→ Provided material

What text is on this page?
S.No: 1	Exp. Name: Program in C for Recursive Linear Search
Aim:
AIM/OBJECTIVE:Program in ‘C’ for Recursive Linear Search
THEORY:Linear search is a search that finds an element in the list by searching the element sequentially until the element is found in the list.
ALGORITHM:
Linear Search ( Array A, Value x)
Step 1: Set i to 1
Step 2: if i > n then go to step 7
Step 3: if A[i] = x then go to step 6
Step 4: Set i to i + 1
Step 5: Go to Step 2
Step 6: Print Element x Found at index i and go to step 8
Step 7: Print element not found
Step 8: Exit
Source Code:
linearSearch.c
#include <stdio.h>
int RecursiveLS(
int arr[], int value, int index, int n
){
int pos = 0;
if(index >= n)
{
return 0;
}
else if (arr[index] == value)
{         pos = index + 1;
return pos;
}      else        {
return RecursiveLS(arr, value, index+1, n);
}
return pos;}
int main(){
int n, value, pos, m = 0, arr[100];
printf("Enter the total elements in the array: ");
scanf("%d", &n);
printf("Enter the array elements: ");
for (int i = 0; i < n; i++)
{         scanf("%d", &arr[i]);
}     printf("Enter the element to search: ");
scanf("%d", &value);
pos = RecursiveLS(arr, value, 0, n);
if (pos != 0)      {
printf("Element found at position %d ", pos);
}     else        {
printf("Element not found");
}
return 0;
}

→ Task goal
Exact output of every entry is required.

→ Result below
What text is on this page?
S.No: 1	Exp. Name: Program in C for Recursive Linear Search
Aim:
AIM/OBJECTIVE:Program in ‘C’ for Recursive Linear Search
THEORY:Linear search is a search that finds an element in the list by searching the element sequentially until the element is found in the list.
ALGORITHM:
Linear Search ( Array A, Value x)
Step 1: Set i to 1
Step 2: if i > n then go to step 7
Step 3: if A[i] = x then go to step 6
Step 4: Set i to i + 1
Step 5: Go to Step 2
Step 6: Print Element x Found at index i and go to step 8
Step 7: Print element not found
Step 8: Exit
Source Code:
linearSearch.c
#include <stdio.h>
int RecursiveLS(
int arr[], int value, int index, int n
){
int pos = 0;
if(index >= n)
{
return 0;
}
else if (arr[index] == value)
{         pos = index + 1;
return pos;
}      else        {
return RecursiveLS(arr, value, index+1, n);
}
return pos;}
int main(){
int n, value, pos, m = 0, arr[100];
printf("Enter the total elements in the array: ");
scanf("%d", &n);
printf("Enter the array elements: ");
for (int i = 0; i < n; i++)
{         scanf("%d", &arr[i]);
}     printf("Enter the element to search: ");
scanf("%d", &value);
pos = RecursiveLS(arr, value, 0, n);
if (pos != 0)      {
printf("Element found at position %d ", pos);
}     else        {
printf("Element not found");
}
return 0;
}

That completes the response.